[Task requirements]: Copy out all of the material below word for word, but leave out the pictures.

[Listing]:
* begin *
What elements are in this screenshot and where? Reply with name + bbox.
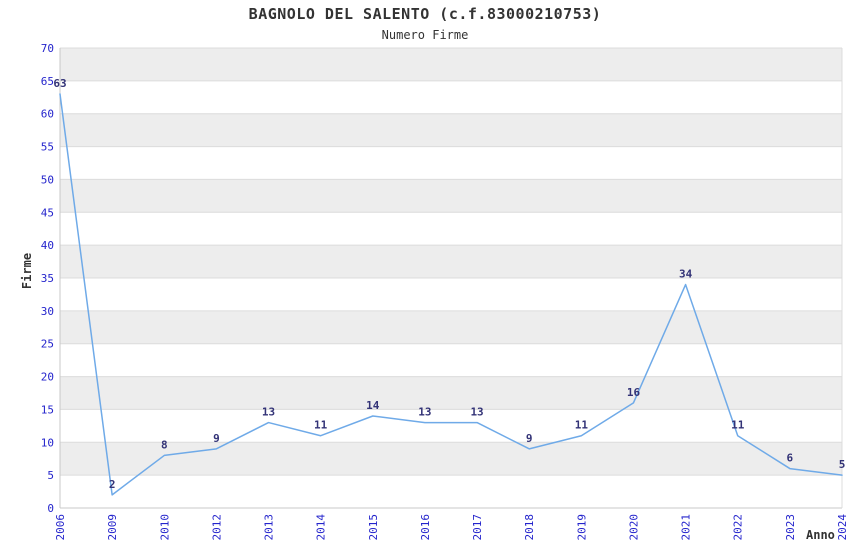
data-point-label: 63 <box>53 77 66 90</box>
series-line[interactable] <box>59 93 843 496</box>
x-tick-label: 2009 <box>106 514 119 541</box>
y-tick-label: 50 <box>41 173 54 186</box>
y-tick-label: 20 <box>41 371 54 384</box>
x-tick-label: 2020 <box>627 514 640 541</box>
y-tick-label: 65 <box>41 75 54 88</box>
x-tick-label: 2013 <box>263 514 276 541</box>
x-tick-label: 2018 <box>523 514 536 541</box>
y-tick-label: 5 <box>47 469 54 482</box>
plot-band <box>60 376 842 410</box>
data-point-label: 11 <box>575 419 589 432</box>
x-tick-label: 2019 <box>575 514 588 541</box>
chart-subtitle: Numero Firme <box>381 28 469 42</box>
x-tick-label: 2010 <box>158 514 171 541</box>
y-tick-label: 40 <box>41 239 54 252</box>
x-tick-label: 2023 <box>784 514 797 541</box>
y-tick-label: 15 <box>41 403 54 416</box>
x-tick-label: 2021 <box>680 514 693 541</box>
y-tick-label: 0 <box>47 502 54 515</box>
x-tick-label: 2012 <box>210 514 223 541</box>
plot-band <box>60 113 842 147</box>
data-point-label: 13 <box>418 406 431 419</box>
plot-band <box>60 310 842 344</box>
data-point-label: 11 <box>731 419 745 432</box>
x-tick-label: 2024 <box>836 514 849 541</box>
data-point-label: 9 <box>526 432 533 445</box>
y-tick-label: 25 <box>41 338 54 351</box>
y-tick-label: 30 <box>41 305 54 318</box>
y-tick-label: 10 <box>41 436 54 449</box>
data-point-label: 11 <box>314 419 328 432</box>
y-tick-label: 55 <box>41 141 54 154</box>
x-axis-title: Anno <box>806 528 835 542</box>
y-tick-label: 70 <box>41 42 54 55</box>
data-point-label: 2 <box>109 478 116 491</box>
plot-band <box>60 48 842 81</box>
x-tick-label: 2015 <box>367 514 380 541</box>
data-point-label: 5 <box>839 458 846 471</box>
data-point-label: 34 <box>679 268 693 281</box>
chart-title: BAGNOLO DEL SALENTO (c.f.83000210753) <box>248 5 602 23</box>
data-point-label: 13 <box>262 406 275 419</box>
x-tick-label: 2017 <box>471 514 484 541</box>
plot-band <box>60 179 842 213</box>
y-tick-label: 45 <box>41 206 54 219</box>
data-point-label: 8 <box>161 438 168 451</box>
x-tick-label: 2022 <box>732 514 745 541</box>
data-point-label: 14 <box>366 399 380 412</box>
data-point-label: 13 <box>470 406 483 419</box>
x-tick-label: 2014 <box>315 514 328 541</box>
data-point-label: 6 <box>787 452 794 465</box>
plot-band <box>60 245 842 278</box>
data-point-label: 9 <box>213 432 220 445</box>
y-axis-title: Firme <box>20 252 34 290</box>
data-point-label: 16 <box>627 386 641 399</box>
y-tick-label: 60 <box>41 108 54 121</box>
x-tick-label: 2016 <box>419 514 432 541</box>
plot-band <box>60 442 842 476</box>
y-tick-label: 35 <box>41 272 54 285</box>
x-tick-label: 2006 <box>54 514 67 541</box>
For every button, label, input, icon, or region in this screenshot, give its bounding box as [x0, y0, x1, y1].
* end *
[Answer to the exercise]:
What elements are in this screenshot and where? Reply with name + bbox.
data-point-label: 63 <box>53 77 66 90</box>
series-line[interactable] <box>59 93 843 496</box>
x-tick-label: 2009 <box>106 514 119 541</box>
y-tick-label: 50 <box>41 173 54 186</box>
y-tick-label: 20 <box>41 371 54 384</box>
x-tick-label: 2020 <box>627 514 640 541</box>
y-tick-label: 65 <box>41 75 54 88</box>
x-tick-label: 2013 <box>263 514 276 541</box>
x-tick-label: 2018 <box>523 514 536 541</box>
y-tick-label: 5 <box>47 469 54 482</box>
plot-band <box>60 376 842 410</box>
data-point-label: 11 <box>575 419 589 432</box>
x-tick-label: 2019 <box>575 514 588 541</box>
chart-subtitle: Numero Firme <box>381 28 469 42</box>
x-tick-label: 2010 <box>158 514 171 541</box>
y-tick-label: 40 <box>41 239 54 252</box>
x-tick-label: 2023 <box>784 514 797 541</box>
y-tick-label: 15 <box>41 403 54 416</box>
x-tick-label: 2021 <box>680 514 693 541</box>
y-tick-label: 0 <box>47 502 54 515</box>
x-tick-label: 2012 <box>210 514 223 541</box>
plot-band <box>60 113 842 147</box>
data-point-label: 13 <box>418 406 431 419</box>
plot-band <box>60 310 842 344</box>
data-point-label: 11 <box>731 419 745 432</box>
x-tick-label: 2024 <box>836 514 849 541</box>
data-point-label: 9 <box>526 432 533 445</box>
y-tick-label: 25 <box>41 338 54 351</box>
y-tick-label: 30 <box>41 305 54 318</box>
y-tick-label: 10 <box>41 436 54 449</box>
data-point-label: 11 <box>314 419 328 432</box>
y-tick-label: 55 <box>41 141 54 154</box>
x-axis-title: Anno <box>806 528 835 542</box>
y-tick-label: 70 <box>41 42 54 55</box>
data-point-label: 2 <box>109 478 116 491</box>
plot-band <box>60 48 842 81</box>
x-tick-label: 2015 <box>367 514 380 541</box>
data-point-label: 5 <box>839 458 846 471</box>
data-point-label: 34 <box>679 268 693 281</box>
chart-title: BAGNOLO DEL SALENTO (c.f.83000210753) <box>248 5 602 23</box>
data-point-label: 13 <box>262 406 275 419</box>
x-tick-label: 2017 <box>471 514 484 541</box>
plot-band <box>60 179 842 213</box>
y-tick-label: 45 <box>41 206 54 219</box>
data-point-label: 8 <box>161 438 168 451</box>
x-tick-label: 2022 <box>732 514 745 541</box>
data-point-label: 14 <box>366 399 380 412</box>
data-point-label: 13 <box>470 406 483 419</box>
x-tick-label: 2014 <box>315 514 328 541</box>
data-point-label: 6 <box>787 452 794 465</box>
plot-band <box>60 245 842 278</box>
data-point-label: 9 <box>213 432 220 445</box>
y-axis-title: Firme <box>20 252 34 290</box>
data-point-label: 16 <box>627 386 641 399</box>
y-tick-label: 60 <box>41 108 54 121</box>
x-tick-label: 2016 <box>419 514 432 541</box>
plot-band <box>60 442 842 476</box>
y-tick-label: 35 <box>41 272 54 285</box>
x-tick-label: 2006 <box>54 514 67 541</box>
For every button, label, input, icon, or region in this screenshot, give its bounding box as [x0, y0, x1, y1].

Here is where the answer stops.